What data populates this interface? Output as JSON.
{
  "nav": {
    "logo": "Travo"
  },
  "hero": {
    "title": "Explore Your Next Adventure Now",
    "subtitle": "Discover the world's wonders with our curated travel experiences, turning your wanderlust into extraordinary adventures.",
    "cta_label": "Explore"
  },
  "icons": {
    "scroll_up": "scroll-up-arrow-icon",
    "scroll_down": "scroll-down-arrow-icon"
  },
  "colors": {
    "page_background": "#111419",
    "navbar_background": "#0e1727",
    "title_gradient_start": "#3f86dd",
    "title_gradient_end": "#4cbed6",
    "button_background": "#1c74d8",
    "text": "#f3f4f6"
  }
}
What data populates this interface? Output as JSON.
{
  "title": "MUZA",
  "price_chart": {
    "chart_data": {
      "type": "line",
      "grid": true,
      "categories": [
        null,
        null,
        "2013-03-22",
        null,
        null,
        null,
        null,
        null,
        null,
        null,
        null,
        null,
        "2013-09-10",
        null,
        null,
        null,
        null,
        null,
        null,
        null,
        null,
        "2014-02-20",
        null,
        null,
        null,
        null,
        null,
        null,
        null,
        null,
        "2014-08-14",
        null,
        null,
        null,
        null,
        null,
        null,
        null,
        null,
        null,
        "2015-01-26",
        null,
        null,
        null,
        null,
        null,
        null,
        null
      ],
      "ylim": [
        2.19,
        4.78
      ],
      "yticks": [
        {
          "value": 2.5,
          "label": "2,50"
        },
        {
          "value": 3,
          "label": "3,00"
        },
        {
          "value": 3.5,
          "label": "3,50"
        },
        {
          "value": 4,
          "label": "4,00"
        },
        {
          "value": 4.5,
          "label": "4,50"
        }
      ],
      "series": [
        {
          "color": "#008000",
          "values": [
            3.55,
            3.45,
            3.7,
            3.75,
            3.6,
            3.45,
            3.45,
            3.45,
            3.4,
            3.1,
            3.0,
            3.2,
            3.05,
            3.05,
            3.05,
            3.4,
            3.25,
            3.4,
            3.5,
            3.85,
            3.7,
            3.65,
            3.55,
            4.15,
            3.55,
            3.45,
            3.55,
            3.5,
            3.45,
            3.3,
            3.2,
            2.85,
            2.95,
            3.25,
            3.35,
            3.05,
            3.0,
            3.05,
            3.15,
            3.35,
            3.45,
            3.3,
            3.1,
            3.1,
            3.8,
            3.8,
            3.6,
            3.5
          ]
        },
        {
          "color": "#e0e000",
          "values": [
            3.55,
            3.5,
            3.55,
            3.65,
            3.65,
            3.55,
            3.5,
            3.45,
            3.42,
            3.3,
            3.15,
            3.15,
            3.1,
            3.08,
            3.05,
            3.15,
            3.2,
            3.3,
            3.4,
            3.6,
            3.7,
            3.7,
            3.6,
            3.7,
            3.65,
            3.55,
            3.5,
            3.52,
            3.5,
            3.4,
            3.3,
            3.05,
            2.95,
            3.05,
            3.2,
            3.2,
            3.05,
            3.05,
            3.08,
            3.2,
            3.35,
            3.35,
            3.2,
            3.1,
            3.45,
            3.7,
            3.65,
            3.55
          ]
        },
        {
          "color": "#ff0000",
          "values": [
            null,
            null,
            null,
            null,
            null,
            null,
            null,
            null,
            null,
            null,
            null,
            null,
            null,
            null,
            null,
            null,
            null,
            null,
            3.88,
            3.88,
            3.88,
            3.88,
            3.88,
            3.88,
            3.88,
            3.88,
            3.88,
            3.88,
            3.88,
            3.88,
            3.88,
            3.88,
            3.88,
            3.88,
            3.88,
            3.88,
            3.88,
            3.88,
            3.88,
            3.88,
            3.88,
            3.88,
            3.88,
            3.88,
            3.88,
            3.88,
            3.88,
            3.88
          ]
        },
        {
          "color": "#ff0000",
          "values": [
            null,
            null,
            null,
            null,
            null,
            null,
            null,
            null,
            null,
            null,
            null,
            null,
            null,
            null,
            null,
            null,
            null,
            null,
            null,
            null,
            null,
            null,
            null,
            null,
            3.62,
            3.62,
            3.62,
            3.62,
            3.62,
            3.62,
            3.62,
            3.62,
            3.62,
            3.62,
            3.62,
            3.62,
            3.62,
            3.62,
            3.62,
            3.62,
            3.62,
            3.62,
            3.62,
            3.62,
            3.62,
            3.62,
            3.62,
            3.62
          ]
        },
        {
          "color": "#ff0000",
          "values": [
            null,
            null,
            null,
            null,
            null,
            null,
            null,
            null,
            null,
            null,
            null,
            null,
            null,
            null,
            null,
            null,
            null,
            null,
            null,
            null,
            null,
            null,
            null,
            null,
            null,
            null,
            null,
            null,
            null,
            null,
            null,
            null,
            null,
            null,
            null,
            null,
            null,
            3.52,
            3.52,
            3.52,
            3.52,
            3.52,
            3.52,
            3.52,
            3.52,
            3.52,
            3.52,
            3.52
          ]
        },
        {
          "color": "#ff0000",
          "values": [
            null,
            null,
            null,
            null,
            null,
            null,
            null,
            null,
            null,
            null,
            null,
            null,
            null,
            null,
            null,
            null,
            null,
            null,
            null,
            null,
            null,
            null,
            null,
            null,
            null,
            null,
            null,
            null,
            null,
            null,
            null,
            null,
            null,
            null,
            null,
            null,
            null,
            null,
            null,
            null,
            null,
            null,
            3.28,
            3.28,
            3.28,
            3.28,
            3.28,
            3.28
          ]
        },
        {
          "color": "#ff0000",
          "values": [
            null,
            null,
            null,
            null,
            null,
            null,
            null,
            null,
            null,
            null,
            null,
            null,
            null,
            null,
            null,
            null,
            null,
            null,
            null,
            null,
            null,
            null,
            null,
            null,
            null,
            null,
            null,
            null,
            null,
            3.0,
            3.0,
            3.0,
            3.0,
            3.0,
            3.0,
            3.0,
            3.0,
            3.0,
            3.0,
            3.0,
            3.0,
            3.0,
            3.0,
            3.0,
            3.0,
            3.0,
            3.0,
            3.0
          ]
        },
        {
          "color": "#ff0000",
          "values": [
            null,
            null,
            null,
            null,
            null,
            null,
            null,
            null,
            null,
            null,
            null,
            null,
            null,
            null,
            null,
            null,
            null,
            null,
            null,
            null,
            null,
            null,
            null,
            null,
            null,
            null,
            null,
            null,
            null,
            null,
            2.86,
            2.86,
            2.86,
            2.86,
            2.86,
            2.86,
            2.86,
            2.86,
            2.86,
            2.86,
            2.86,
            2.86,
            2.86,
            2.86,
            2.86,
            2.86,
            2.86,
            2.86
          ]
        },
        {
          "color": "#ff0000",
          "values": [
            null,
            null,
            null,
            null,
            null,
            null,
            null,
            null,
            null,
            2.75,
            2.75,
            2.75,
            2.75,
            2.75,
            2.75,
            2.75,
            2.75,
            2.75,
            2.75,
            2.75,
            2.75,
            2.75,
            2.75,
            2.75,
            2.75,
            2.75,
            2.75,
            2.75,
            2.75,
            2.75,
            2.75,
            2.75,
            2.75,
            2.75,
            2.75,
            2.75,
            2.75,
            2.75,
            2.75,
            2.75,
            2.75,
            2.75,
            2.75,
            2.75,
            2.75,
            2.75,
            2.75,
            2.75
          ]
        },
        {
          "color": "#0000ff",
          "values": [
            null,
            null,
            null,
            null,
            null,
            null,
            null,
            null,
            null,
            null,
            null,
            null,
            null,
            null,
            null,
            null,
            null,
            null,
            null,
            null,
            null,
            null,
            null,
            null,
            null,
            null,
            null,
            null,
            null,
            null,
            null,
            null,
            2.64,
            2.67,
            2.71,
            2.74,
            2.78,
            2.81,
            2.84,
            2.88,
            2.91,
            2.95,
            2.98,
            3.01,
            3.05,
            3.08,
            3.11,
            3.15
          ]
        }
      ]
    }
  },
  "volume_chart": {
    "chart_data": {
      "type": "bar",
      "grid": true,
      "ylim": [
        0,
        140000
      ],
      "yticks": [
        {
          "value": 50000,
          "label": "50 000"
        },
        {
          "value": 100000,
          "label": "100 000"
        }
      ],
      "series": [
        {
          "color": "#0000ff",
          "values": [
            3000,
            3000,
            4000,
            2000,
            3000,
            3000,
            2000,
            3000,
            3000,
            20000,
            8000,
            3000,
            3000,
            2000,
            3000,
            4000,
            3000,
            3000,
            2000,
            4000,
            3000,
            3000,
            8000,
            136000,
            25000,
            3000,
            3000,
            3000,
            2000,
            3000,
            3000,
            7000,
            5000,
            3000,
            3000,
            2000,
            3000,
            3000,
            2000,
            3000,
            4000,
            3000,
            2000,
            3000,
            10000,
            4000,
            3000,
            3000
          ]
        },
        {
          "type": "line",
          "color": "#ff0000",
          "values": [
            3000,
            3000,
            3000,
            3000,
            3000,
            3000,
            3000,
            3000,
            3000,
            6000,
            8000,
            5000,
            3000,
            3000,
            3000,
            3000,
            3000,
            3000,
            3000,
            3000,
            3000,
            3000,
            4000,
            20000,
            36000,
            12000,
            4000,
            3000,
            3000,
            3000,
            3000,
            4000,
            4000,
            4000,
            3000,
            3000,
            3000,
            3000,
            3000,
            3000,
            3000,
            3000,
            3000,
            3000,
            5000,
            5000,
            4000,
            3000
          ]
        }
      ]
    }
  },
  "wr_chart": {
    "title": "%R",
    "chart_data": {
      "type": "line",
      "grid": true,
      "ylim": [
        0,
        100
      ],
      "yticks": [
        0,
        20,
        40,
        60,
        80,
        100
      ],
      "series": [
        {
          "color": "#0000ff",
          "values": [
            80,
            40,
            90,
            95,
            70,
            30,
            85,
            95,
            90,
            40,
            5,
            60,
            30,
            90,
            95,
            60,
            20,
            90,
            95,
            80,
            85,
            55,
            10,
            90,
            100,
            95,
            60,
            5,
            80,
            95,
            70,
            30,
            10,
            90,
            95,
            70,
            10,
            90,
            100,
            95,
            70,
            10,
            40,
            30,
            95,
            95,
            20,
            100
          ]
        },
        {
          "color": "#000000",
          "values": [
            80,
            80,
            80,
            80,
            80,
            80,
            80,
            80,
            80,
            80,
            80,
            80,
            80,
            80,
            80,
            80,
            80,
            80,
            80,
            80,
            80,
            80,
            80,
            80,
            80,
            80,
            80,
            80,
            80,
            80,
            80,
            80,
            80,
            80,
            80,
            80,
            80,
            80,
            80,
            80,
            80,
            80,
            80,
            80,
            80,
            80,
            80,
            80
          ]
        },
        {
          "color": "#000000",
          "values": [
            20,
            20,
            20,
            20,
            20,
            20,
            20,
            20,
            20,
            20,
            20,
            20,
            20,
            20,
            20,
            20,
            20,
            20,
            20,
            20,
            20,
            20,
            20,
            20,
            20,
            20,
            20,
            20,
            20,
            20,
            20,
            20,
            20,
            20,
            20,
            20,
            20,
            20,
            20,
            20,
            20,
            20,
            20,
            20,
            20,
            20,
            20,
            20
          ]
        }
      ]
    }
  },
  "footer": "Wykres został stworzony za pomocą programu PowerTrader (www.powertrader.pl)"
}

## TASK OBJECTIVE
From the data above, pick out each line containing "arrow" and copy it.

## ANSWER BELOW
    "scroll_up": "scroll-up-arrow-icon",
    "scroll_down": "scroll-down-arrow-icon"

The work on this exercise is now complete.